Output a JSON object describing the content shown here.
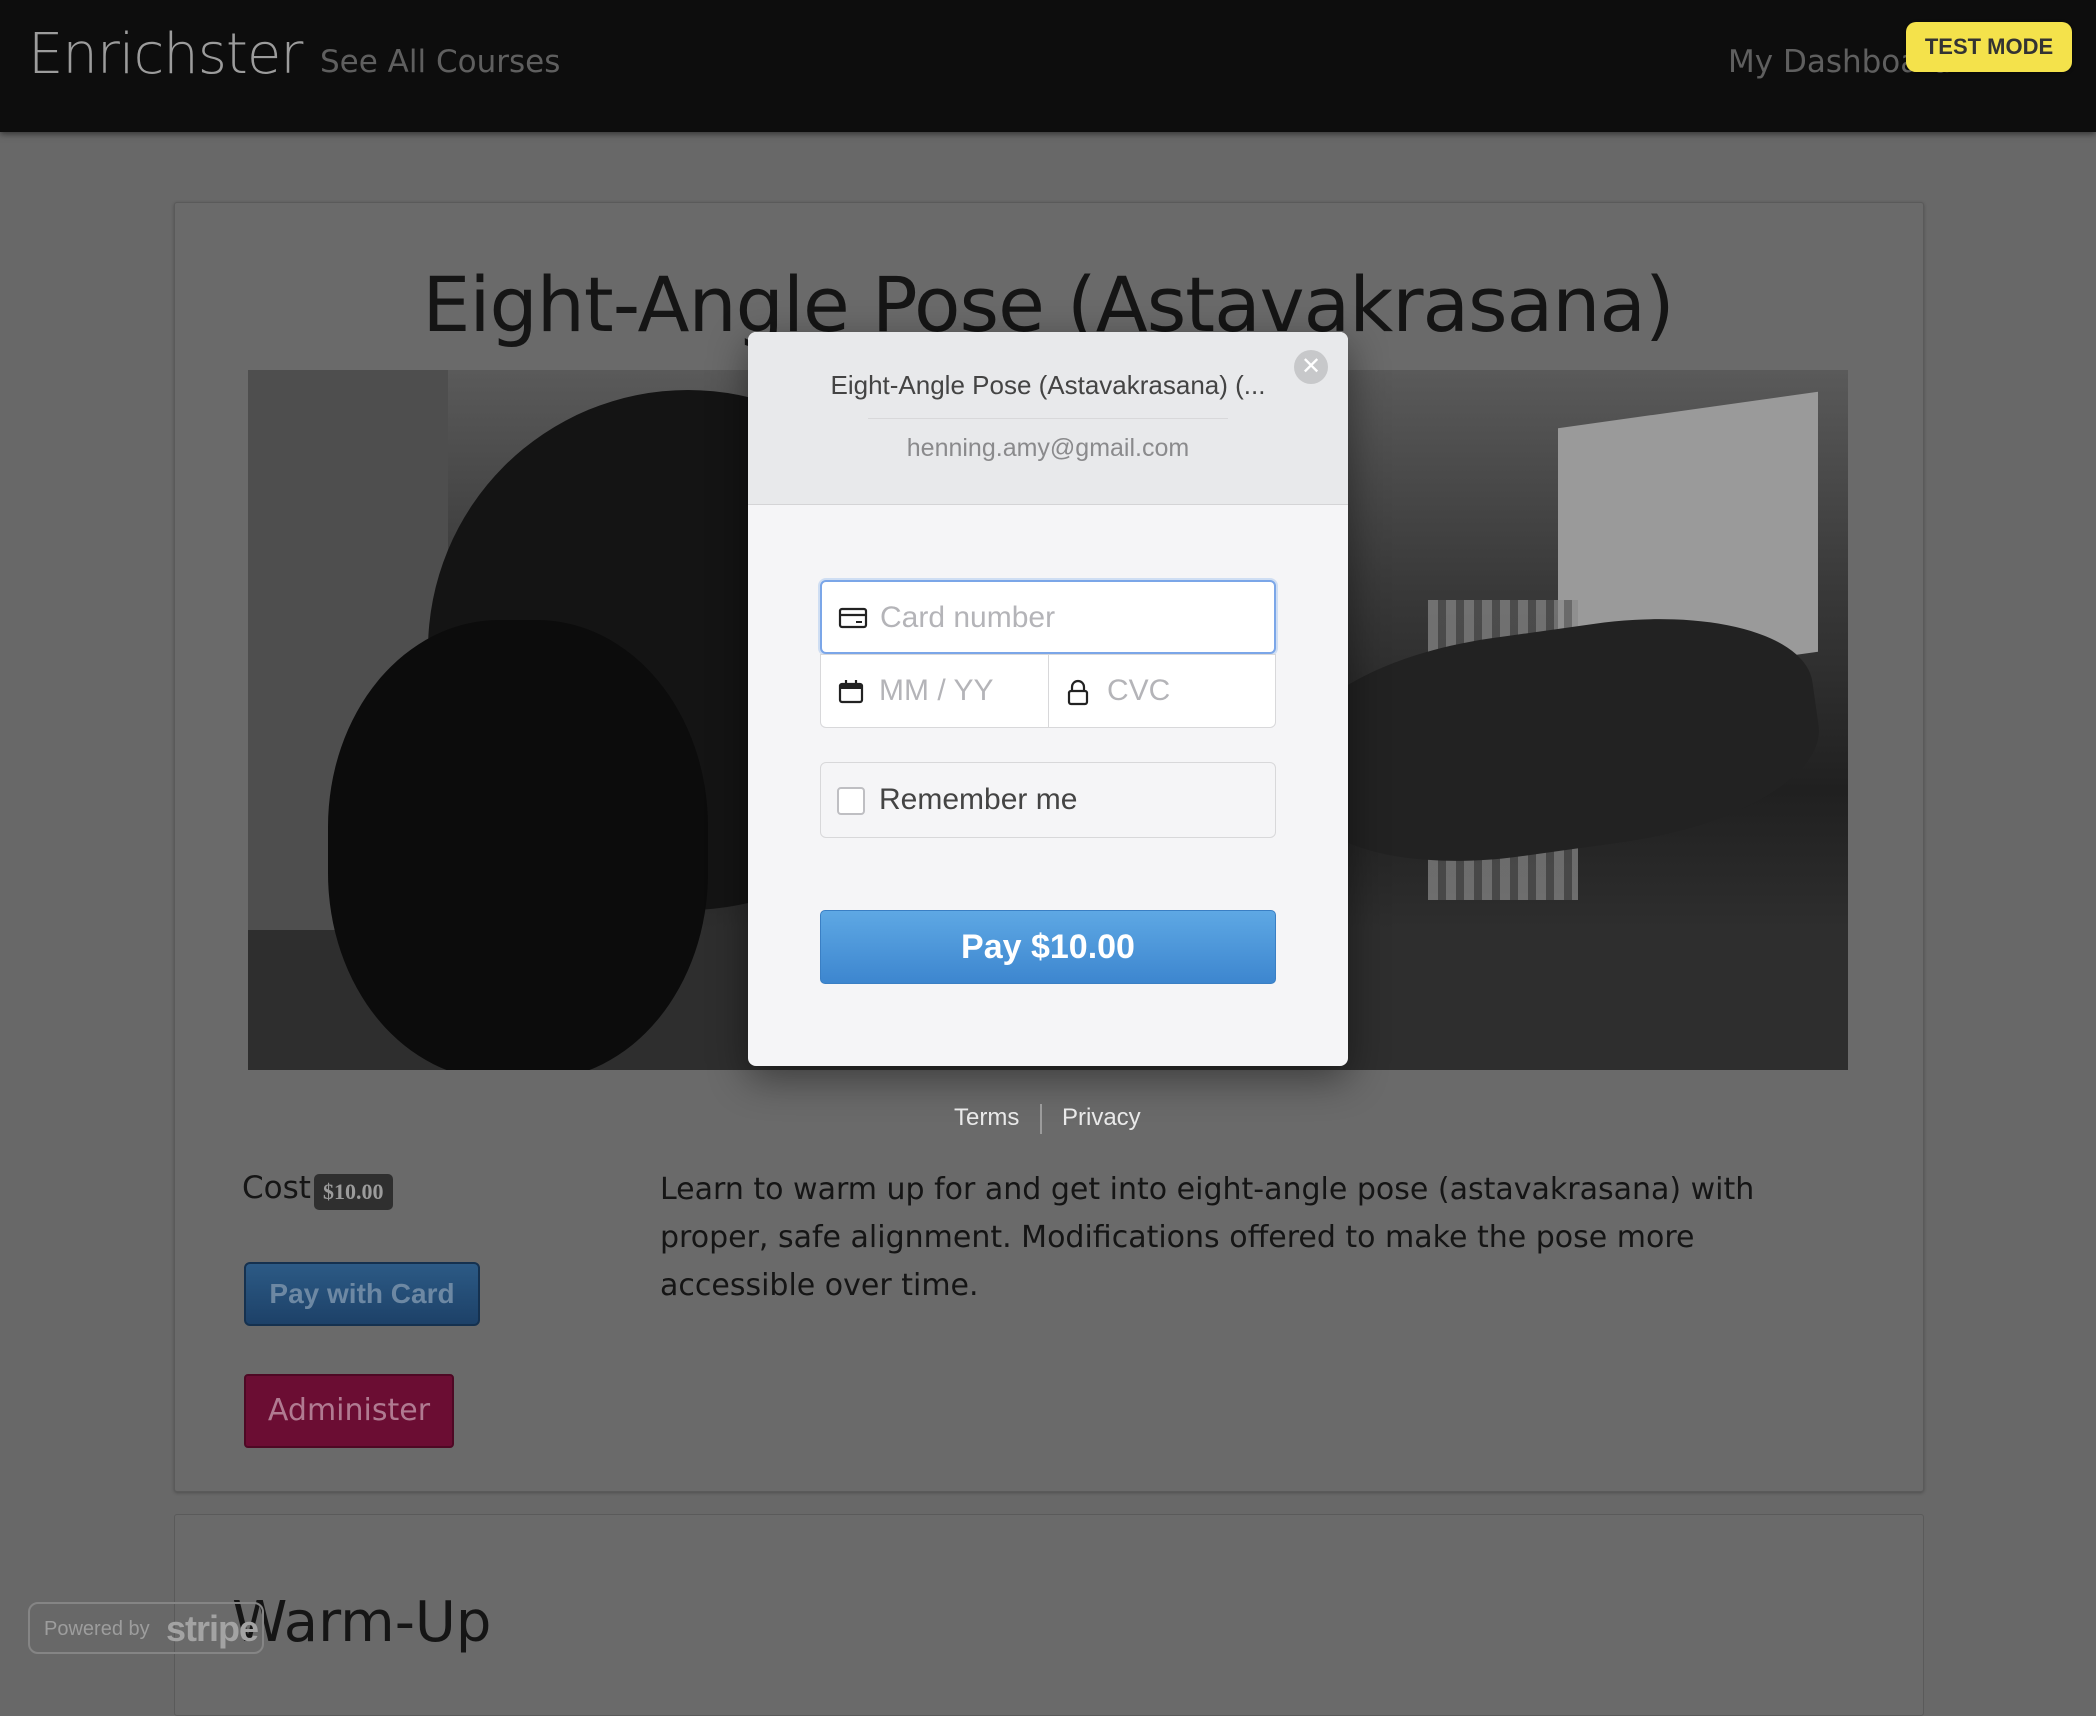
{
  "navbar": {
    "brand": "Enrichster",
    "see_all_courses": "See All Courses",
    "my_dashboard": "My Dashboard",
    "test_mode_badge": "TEST MODE"
  },
  "course": {
    "title": "Eight-Angle Pose (Astavakrasana)",
    "cost_label": "Cost:",
    "cost_value": "$10.00",
    "description": "Learn to warm up for and get into eight-angle pose (astavakrasana) with proper, safe alignment. Modifications offered to make the pose more accessible over time.",
    "pay_with_card_label": "Pay with Card",
    "administer_label": "Administer",
    "next_section_title": "Warm-Up"
  },
  "stripe_badge": {
    "powered_by": "Powered by",
    "wordmark": "stripe"
  },
  "checkout_modal": {
    "title": "Eight-Angle Pose (Astavakrasana) (...",
    "email": "henning.amy@gmail.com",
    "card_number_placeholder": "Card number",
    "expiry_placeholder": "MM / YY",
    "cvc_placeholder": "CVC",
    "remember_me_label": "Remember me",
    "remember_me_checked": false,
    "pay_button_label": "Pay $10.00",
    "footer_terms": "Terms",
    "footer_privacy": "Privacy",
    "accent_color": "#4a97dc"
  },
  "icons": {
    "close": "close-icon",
    "card": "credit-card-icon",
    "calendar": "calendar-icon",
    "lock": "lock-icon"
  }
}
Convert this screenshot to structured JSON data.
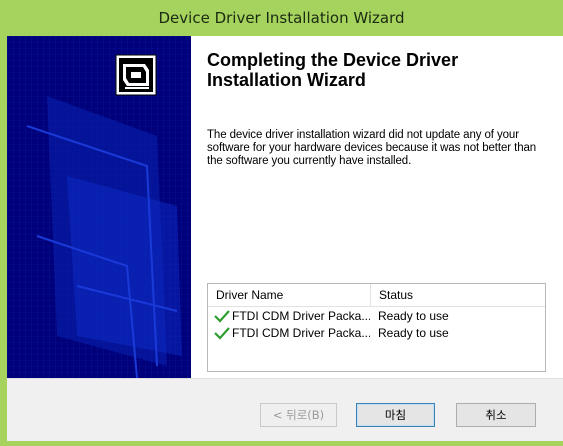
{
  "window": {
    "title": "Device Driver Installation Wizard"
  },
  "wizard": {
    "heading": "Completing the Device Driver Installation Wizard",
    "description": "The device driver installation wizard did not update any of your software for your hardware devices because it was not better than the software you currently have installed."
  },
  "drivers": {
    "headers": [
      "Driver Name",
      "Status"
    ],
    "rows": [
      {
        "name": "FTDI CDM Driver Packa...",
        "status": "Ready to use",
        "icon": "check-icon"
      },
      {
        "name": "FTDI CDM Driver Packa...",
        "status": "Ready to use",
        "icon": "check-icon"
      }
    ]
  },
  "buttons": {
    "back": "< 뒤로(B)",
    "finish": "마침",
    "cancel": "취소"
  },
  "colors": {
    "title_bar": "#a6d35e",
    "banner": "#00007a",
    "check": "#2e9e2e"
  }
}
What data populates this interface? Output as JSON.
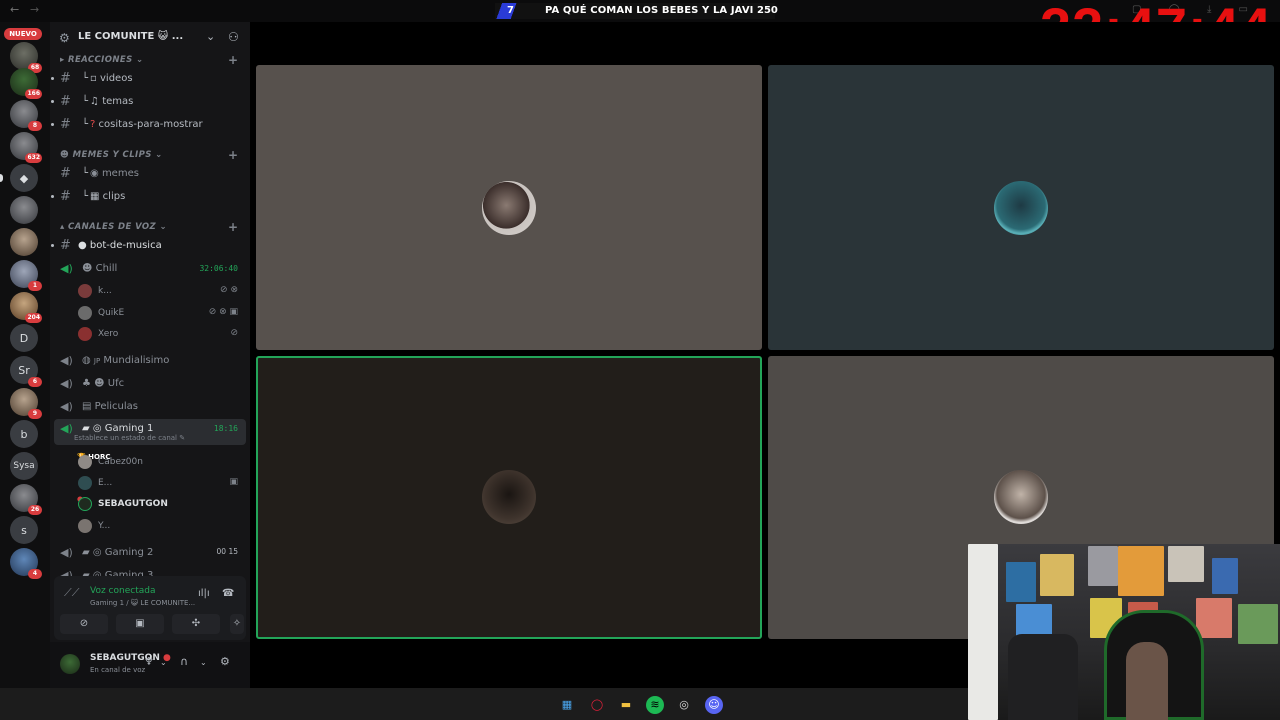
{
  "topbar": {
    "stream_number": "7",
    "stream_title": "PA QUÉ COMAN LOS BEBES Y LA JAVI",
    "stream_count": "250",
    "clock": "22:47:44"
  },
  "rail": {
    "nuevo_label": "NUEVO",
    "servers": [
      {
        "badge": "68"
      },
      {
        "badge": "166"
      },
      {
        "badge": "8"
      },
      {
        "badge": "632"
      },
      {
        "badge": ""
      },
      {
        "badge": ""
      },
      {
        "badge": ""
      },
      {
        "badge": "1"
      },
      {
        "badge": "204"
      },
      {
        "letter": "D"
      },
      {
        "letter": "Sr",
        "badge": "6"
      },
      {
        "badge": "9"
      },
      {
        "letter": "b"
      },
      {
        "letter": "Sysa"
      },
      {
        "badge": "26"
      },
      {
        "letter": "s"
      },
      {
        "badge": "4"
      }
    ]
  },
  "guild": {
    "name": "LE COMUNITE 😺 ..."
  },
  "categories": {
    "reacciones": "REACCIONES",
    "memes": "MEMES Y CLIPS",
    "voz": "CANALES DE VOZ"
  },
  "channels": {
    "videos": "videos",
    "temas": "temas",
    "cositas": "cositas-para-mostrar",
    "memes": "memes",
    "clips": "clips",
    "bot": "bot-de-musica",
    "chill": "Chill",
    "chill_time": "32:06:40",
    "mundialisimo": "Mundialisimo",
    "ufc": "Ufc",
    "peliculas": "Peliculas",
    "gaming1": "Gaming 1",
    "gaming1_time": "18:16",
    "gaming1_status": "Establece un estado de canal",
    "gaming2": "Gaming 2",
    "gaming2_count": "00  15",
    "gaming3": "Gaming 3"
  },
  "chill_users": [
    "k...",
    "QuikE",
    "Xero"
  ],
  "gaming1_users": {
    "u1": "Cabez00n",
    "u1_tag": "HORC",
    "u2": "E...",
    "u3": "SEBAGUTGON",
    "u4": "Y..."
  },
  "voice_panel": {
    "connected": "Voz conectada",
    "location": "Gaming 1 / 😺 LE COMUNITE..."
  },
  "userbar": {
    "name": "SEBAGUTGON",
    "status": "En canal de voz"
  },
  "colors": {
    "clock": "#e81010",
    "speaking": "#23a559",
    "tile1": "#57514d",
    "tile2": "#2a3438",
    "tile3": "#221e1a",
    "tile4": "#4f4b48"
  }
}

TASK REQUIREMENTS: Reproduce all of the material above word for word. Omit the pictures.

SOLUTION FOR THIS EXERCISE:
Output a JSON object describing the content shown here.
{
  "navbar": {
    "brand": "Enrichster",
    "see_all_courses": "See All Courses",
    "my_dashboard": "My Dashboard",
    "test_mode_badge": "TEST MODE"
  },
  "course": {
    "title": "Eight-Angle Pose (Astavakrasana)",
    "cost_label": "Cost:",
    "cost_value": "$10.00",
    "description": "Learn to warm up for and get into eight-angle pose (astavakrasana) with proper, safe alignment. Modifications offered to make the pose more accessible over time.",
    "pay_with_card_label": "Pay with Card",
    "administer_label": "Administer",
    "next_section_title": "Warm-Up"
  },
  "stripe_badge": {
    "powered_by": "Powered by",
    "wordmark": "stripe"
  },
  "checkout_modal": {
    "title": "Eight-Angle Pose (Astavakrasana) (...",
    "email": "henning.amy@gmail.com",
    "card_number_placeholder": "Card number",
    "expiry_placeholder": "MM / YY",
    "cvc_placeholder": "CVC",
    "remember_me_label": "Remember me",
    "remember_me_checked": false,
    "pay_button_label": "Pay $10.00",
    "footer_terms": "Terms",
    "footer_privacy": "Privacy",
    "accent_color": "#4a97dc"
  },
  "icons": {
    "close": "close-icon",
    "card": "credit-card-icon",
    "calendar": "calendar-icon",
    "lock": "lock-icon"
  }
}
Convert this screenshot to structured JSON data.
{
  "window": {
    "title": "Device Driver Installation Wizard"
  },
  "wizard": {
    "heading": "Completing the Device Driver Installation Wizard",
    "description": "The device driver installation wizard did not update any of your software for your hardware devices because it was not better than the software you currently have installed."
  },
  "drivers": {
    "headers": [
      "Driver Name",
      "Status"
    ],
    "rows": [
      {
        "name": "FTDI CDM Driver Packa...",
        "status": "Ready to use",
        "icon": "check-icon"
      },
      {
        "name": "FTDI CDM Driver Packa...",
        "status": "Ready to use",
        "icon": "check-icon"
      }
    ]
  },
  "buttons": {
    "back": "< 뒤로(B)",
    "finish": "마침",
    "cancel": "취소"
  },
  "colors": {
    "title_bar": "#a6d35e",
    "banner": "#00007a",
    "check": "#2e9e2e"
  }
}
What data populates this interface? Output as JSON.
{
  "topbar": {
    "stream_number": "7",
    "stream_title": "PA QUÉ COMAN LOS BEBES Y LA JAVI",
    "stream_count": "250",
    "clock": "22:47:44"
  },
  "rail": {
    "nuevo_label": "NUEVO",
    "servers": [
      {
        "badge": "68"
      },
      {
        "badge": "166"
      },
      {
        "badge": "8"
      },
      {
        "badge": "632"
      },
      {
        "badge": ""
      },
      {
        "badge": ""
      },
      {
        "badge": ""
      },
      {
        "badge": "1"
      },
      {
        "badge": "204"
      },
      {
        "letter": "D"
      },
      {
        "letter": "Sr",
        "badge": "6"
      },
      {
        "badge": "9"
      },
      {
        "letter": "b"
      },
      {
        "letter": "Sysa"
      },
      {
        "badge": "26"
      },
      {
        "letter": "s"
      },
      {
        "badge": "4"
      }
    ]
  },
  "guild": {
    "name": "LE COMUNITE 😺 ..."
  },
  "categories": {
    "reacciones": "REACCIONES",
    "memes": "MEMES Y CLIPS",
    "voz": "CANALES DE VOZ"
  },
  "channels": {
    "videos": "videos",
    "temas": "temas",
    "cositas": "cositas-para-mostrar",
    "memes": "memes",
    "clips": "clips",
    "bot": "bot-de-musica",
    "chill": "Chill",
    "chill_time": "32:06:40",
    "mundialisimo": "Mundialisimo",
    "ufc": "Ufc",
    "peliculas": "Peliculas",
    "gaming1": "Gaming 1",
    "gaming1_time": "18:16",
    "gaming1_status": "Establece un estado de canal",
    "gaming2": "Gaming 2",
    "gaming2_count": "00  15",
    "gaming3": "Gaming 3"
  },
  "chill_users": [
    "k...",
    "QuikE",
    "Xero"
  ],
  "gaming1_users": {
    "u1": "Cabez00n",
    "u1_tag": "HORC",
    "u2": "E...",
    "u3": "SEBAGUTGON",
    "u4": "Y..."
  },
  "voice_panel": {
    "connected": "Voz conectada",
    "location": "Gaming 1 / 😺 LE COMUNITE..."
  },
  "userbar": {
    "name": "SEBAGUTGON",
    "status": "En canal de voz"
  },
  "colors": {
    "clock": "#e81010",
    "speaking": "#23a559",
    "tile1": "#57514d",
    "tile2": "#2a3438",
    "tile3": "#221e1a",
    "tile4": "#4f4b48"
  }
}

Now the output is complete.